Exercise brief.
Reproduce the listing below in full and without alteration, apart from its pictures.

Dataset extract.
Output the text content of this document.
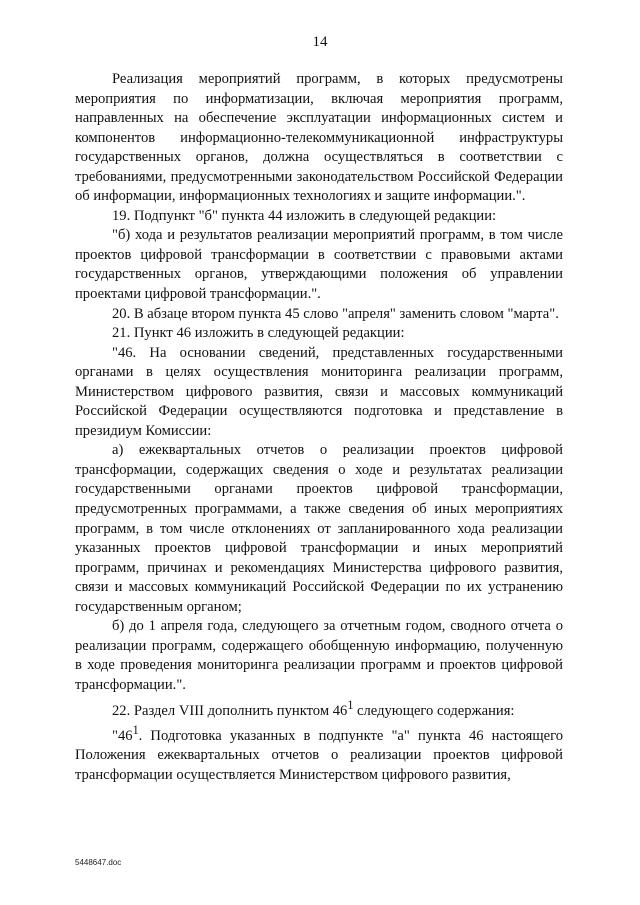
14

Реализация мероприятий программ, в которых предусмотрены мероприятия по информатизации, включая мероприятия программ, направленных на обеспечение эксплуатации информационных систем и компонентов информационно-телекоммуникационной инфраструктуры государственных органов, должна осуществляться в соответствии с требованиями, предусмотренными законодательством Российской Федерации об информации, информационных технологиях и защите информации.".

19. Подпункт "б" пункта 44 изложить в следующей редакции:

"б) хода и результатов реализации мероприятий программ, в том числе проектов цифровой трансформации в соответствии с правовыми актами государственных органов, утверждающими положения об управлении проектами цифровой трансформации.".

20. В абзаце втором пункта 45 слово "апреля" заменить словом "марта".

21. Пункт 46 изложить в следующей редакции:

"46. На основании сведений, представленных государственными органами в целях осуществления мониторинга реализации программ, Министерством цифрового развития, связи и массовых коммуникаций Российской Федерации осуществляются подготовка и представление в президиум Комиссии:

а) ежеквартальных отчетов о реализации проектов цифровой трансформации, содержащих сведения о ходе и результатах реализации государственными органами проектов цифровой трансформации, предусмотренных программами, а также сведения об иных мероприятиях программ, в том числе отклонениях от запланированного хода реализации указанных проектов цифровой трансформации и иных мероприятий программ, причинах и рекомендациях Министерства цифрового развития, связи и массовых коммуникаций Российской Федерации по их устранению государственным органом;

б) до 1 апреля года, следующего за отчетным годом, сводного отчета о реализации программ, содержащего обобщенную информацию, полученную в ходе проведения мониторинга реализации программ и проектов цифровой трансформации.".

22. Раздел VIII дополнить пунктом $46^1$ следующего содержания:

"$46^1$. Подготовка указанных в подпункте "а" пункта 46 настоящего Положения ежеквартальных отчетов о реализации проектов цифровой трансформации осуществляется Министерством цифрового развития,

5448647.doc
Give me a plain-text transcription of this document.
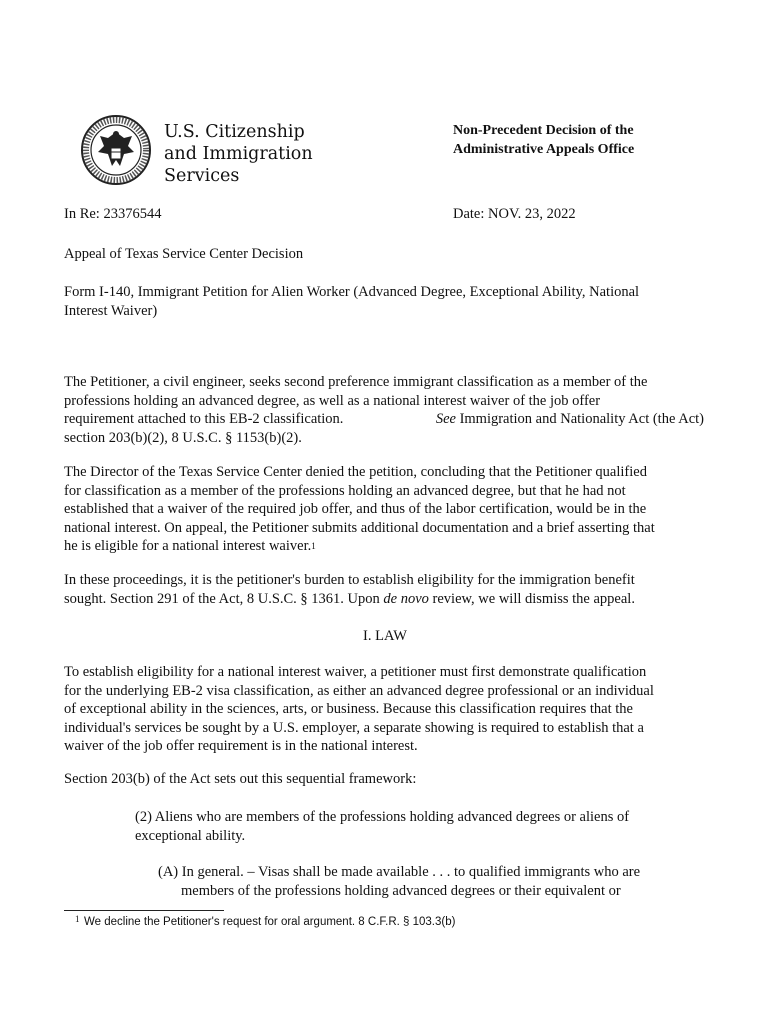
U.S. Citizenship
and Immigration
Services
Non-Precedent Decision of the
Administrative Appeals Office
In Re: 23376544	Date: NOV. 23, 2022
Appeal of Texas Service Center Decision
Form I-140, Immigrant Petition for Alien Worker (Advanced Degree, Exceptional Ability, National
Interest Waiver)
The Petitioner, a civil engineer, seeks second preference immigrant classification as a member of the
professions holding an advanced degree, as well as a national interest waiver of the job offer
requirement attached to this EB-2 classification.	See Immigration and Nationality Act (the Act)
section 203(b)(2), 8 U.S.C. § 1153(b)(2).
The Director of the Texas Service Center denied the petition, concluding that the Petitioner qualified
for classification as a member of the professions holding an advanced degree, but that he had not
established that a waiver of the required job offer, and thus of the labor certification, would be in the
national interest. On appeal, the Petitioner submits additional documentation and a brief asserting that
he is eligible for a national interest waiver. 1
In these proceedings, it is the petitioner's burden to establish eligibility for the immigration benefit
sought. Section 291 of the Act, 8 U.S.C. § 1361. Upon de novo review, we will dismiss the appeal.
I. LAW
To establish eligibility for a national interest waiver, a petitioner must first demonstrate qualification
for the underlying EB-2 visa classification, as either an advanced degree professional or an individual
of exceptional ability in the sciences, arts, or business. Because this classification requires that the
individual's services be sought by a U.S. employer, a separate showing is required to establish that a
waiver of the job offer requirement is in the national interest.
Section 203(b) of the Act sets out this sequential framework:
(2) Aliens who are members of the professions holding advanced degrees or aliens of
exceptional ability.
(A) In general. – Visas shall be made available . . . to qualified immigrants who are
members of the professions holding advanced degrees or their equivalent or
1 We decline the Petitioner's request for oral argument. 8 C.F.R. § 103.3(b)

Task output.
Output the text content of this document.
14

Реализация мероприятий программ, в которых предусмотрены мероприятия по информатизации, включая мероприятия программ, направленных на обеспечение эксплуатации информационных систем и компонентов информационно-телекоммуникационной инфраструктуры государственных органов, должна осуществляться в соответствии с требованиями, предусмотренными законодательством Российской Федерации об информации, информационных технологиях и защите информации.".

19. Подпункт "б" пункта 44 изложить в следующей редакции:

"б) хода и результатов реализации мероприятий программ, в том числе проектов цифровой трансформации в соответствии с правовыми актами государственных органов, утверждающими положения об управлении проектами цифровой трансформации.".

20. В абзаце втором пункта 45 слово "апреля" заменить словом "марта".

21. Пункт 46 изложить в следующей редакции:

"46. На основании сведений, представленных государственными органами в целях осуществления мониторинга реализации программ, Министерством цифрового развития, связи и массовых коммуникаций Российской Федерации осуществляются подготовка и представление в президиум Комиссии:

а) ежеквартальных отчетов о реализации проектов цифровой трансформации, содержащих сведения о ходе и результатах реализации государственными органами проектов цифровой трансформации, предусмотренных программами, а также сведения об иных мероприятиях программ, в том числе отклонениях от запланированного хода реализации указанных проектов цифровой трансформации и иных мероприятий программ, причинах и рекомендациях Министерства цифрового развития, связи и массовых коммуникаций Российской Федерации по их устранению государственным органом;

б) до 1 апреля года, следующего за отчетным годом, сводного отчета о реализации программ, содержащего обобщенную информацию, полученную в ходе проведения мониторинга реализации программ и проектов цифровой трансформации.".

22. Раздел VIII дополнить пунктом $46^1$ следующего содержания:

"$46^1$. Подготовка указанных в подпункте "а" пункта 46 настоящего Положения ежеквартальных отчетов о реализации проектов цифровой трансформации осуществляется Министерством цифрового развития,

5448647.doc
Give me a plain-text transcription of this document.
U.S. Citizenship
and Immigration
Services
Non-Precedent Decision of the
Administrative Appeals Office
In Re: 23376544	Date: NOV. 23, 2022
Appeal of Texas Service Center Decision
Form I-140, Immigrant Petition for Alien Worker (Advanced Degree, Exceptional Ability, National
Interest Waiver)
The Petitioner, a civil engineer, seeks second preference immigrant classification as a member of the
professions holding an advanced degree, as well as a national interest waiver of the job offer
requirement attached to this EB-2 classification.	See Immigration and Nationality Act (the Act)
section 203(b)(2), 8 U.S.C. § 1153(b)(2).
The Director of the Texas Service Center denied the petition, concluding that the Petitioner qualified
for classification as a member of the professions holding an advanced degree, but that he had not
established that a waiver of the required job offer, and thus of the labor certification, would be in the
national interest. On appeal, the Petitioner submits additional documentation and a brief asserting that
he is eligible for a national interest waiver. 1
In these proceedings, it is the petitioner's burden to establish eligibility for the immigration benefit
sought. Section 291 of the Act, 8 U.S.C. § 1361. Upon de novo review, we will dismiss the appeal.
I. LAW
To establish eligibility for a national interest waiver, a petitioner must first demonstrate qualification
for the underlying EB-2 visa classification, as either an advanced degree professional or an individual
of exceptional ability in the sciences, arts, or business. Because this classification requires that the
individual's services be sought by a U.S. employer, a separate showing is required to establish that a
waiver of the job offer requirement is in the national interest.
Section 203(b) of the Act sets out this sequential framework:
(2) Aliens who are members of the professions holding advanced degrees or aliens of
exceptional ability.
(A) In general. – Visas shall be made available . . . to qualified immigrants who are
members of the professions holding advanced degrees or their equivalent or
1 We decline the Petitioner's request for oral argument. 8 C.F.R. § 103.3(b)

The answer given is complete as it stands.